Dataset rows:
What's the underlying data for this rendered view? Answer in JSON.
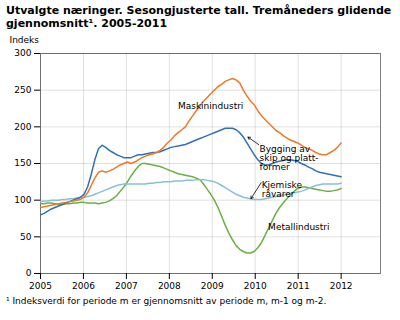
{
  "chart_data": {
    "type": "line",
    "title": "Utvalgte næringer. Sesongjusterte tall. Tremåneders glidende gjennomsnitt¹. 2005-2011",
    "ylabel": "Indeks",
    "footnote": "¹ Indeksverdi for periode m er gjennomsnitt av periode m, m-1 og m-2.",
    "x": [
      2005,
      2005.0843,
      2005.1687,
      2005.253,
      2005.3373,
      2005.4217,
      2005.506,
      2005.5904,
      2005.6747,
      2005.759,
      2005.8434,
      2005.9277,
      2006.012,
      2006.0964,
      2006.1807,
      2006.2651,
      2006.3494,
      2006.4337,
      2006.5181,
      2006.6024,
      2006.6867,
      2006.7711,
      2006.8554,
      2006.9398,
      2007.0241,
      2007.1084,
      2007.1928,
      2007.2771,
      2007.3614,
      2007.4458,
      2007.5301,
      2007.6145,
      2007.6988,
      2007.7831,
      2007.8675,
      2007.9518,
      2008.0361,
      2008.1205,
      2008.2048,
      2008.2892,
      2008.3735,
      2008.4578,
      2008.5422,
      2008.6265,
      2008.7108,
      2008.7952,
      2008.8795,
      2008.9639,
      2009.0482,
      2009.1325,
      2009.2169,
      2009.3012,
      2009.3855,
      2009.4699,
      2009.5542,
      2009.6386,
      2009.7229,
      2009.8072,
      2009.8916,
      2009.9759,
      2010.0602,
      2010.1446,
      2010.2289,
      2010.3133,
      2010.3976,
      2010.4819,
      2010.5663,
      2010.6506,
      2010.7349,
      2010.8193,
      2010.9036,
      2010.988,
      2011.0723,
      2011.1566,
      2011.241,
      2011.3253,
      2011.4096,
      2011.494,
      2011.5783,
      2011.6627,
      2011.747,
      2011.8313,
      2011.9157,
      2012
    ],
    "series": [
      {
        "name": "Metallindustri",
        "color": "#68b044",
        "values": [
          95,
          95,
          96,
          96,
          95,
          94,
          94,
          95,
          95,
          96,
          96,
          97,
          97,
          96,
          96,
          96,
          95,
          96,
          97,
          99,
          102,
          106,
          112,
          118,
          125,
          133,
          140,
          146,
          150,
          150,
          149,
          148,
          147,
          146,
          144,
          142,
          140,
          138,
          136,
          135,
          134,
          133,
          132,
          130,
          128,
          122,
          115,
          108,
          100,
          90,
          78,
          66,
          55,
          46,
          38,
          33,
          30,
          28,
          28,
          30,
          35,
          42,
          52,
          62,
          72,
          82,
          90,
          96,
          102,
          107,
          112,
          116,
          118,
          118,
          117,
          116,
          115,
          114,
          113,
          112,
          112,
          113,
          114,
          116
        ]
      },
      {
        "name": "Kjemiske",
        "color": "#88c0dc",
        "values": [
          98,
          99,
          99,
          100,
          100,
          100,
          101,
          101,
          102,
          102,
          103,
          103,
          104,
          105,
          106,
          108,
          110,
          112,
          114,
          116,
          118,
          120,
          121,
          122,
          122,
          122,
          122,
          122,
          122,
          122,
          123,
          123,
          124,
          124,
          125,
          125,
          125,
          126,
          126,
          126,
          127,
          127,
          127,
          128,
          128,
          128,
          127,
          126,
          125,
          123,
          120,
          117,
          114,
          111,
          108,
          106,
          104,
          103,
          102,
          101,
          101,
          101,
          102,
          103,
          104,
          105,
          106,
          107,
          108,
          109,
          110,
          111,
          112,
          114,
          116,
          118,
          120,
          121,
          122,
          122,
          122,
          122,
          122,
          123
        ]
      },
      {
        "name": "Bygging",
        "color": "#3070b8",
        "values": [
          80,
          82,
          85,
          88,
          90,
          92,
          94,
          96,
          98,
          100,
          102,
          104,
          108,
          118,
          135,
          155,
          170,
          175,
          172,
          168,
          165,
          162,
          160,
          158,
          158,
          158,
          160,
          162,
          162,
          163,
          164,
          165,
          165,
          166,
          168,
          170,
          172,
          173,
          174,
          175,
          176,
          178,
          180,
          182,
          184,
          186,
          188,
          190,
          192,
          194,
          196,
          198,
          198,
          198,
          196,
          192,
          186,
          178,
          170,
          162,
          155,
          150,
          148,
          148,
          150,
          152,
          153,
          154,
          155,
          155,
          154,
          153,
          150,
          148,
          145,
          143,
          140,
          138,
          137,
          136,
          135,
          134,
          133,
          132
        ]
      },
      {
        "name": "Maskinindustri",
        "color": "#f07828",
        "values": [
          90,
          91,
          92,
          93,
          94,
          95,
          96,
          97,
          98,
          99,
          100,
          101,
          104,
          110,
          120,
          130,
          138,
          140,
          138,
          140,
          142,
          145,
          148,
          150,
          152,
          150,
          152,
          155,
          158,
          160,
          162,
          163,
          165,
          168,
          172,
          178,
          182,
          188,
          192,
          196,
          200,
          208,
          215,
          222,
          228,
          235,
          240,
          245,
          250,
          255,
          258,
          262,
          264,
          266,
          264,
          260,
          250,
          242,
          235,
          230,
          222,
          215,
          210,
          205,
          200,
          195,
          192,
          188,
          185,
          182,
          180,
          178,
          175,
          172,
          170,
          168,
          165,
          163,
          162,
          162,
          165,
          168,
          172,
          178
        ]
      }
    ],
    "xlim": [
      2005,
      2012.9167
    ],
    "xticks": [
      2005,
      2006,
      2007,
      2008,
      2009,
      2010,
      2011,
      2012
    ],
    "ylim": [
      0,
      300
    ],
    "yticks": [
      0,
      50,
      100,
      150,
      200,
      250,
      300
    ],
    "grid": true,
    "annotations": [
      {
        "text": "Maskinindustri",
        "x": 2008.2,
        "y": 225,
        "position": "above"
      },
      {
        "text": "Bygging av\nskip og platt-\nformer",
        "x": 2009.83,
        "y": 186,
        "text_x": 2010.1,
        "text_y": 175,
        "position": "below"
      },
      {
        "text": "Kjemiske\nråvarer",
        "x": 2009.9,
        "y": 102,
        "text_x": 2010.15,
        "text_y": 125,
        "position": "below"
      },
      {
        "text": "Metallindustri",
        "x": 2010.3,
        "y": 68,
        "position": "below"
      }
    ]
  }
}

* **What you will do**: Pick out each line in the material containing "name".

* **The solution**:
        "name": "Metallindustri",
        "name": "Kjemiske",
        "name": "Bygging",
        "name": "Maskinindustri",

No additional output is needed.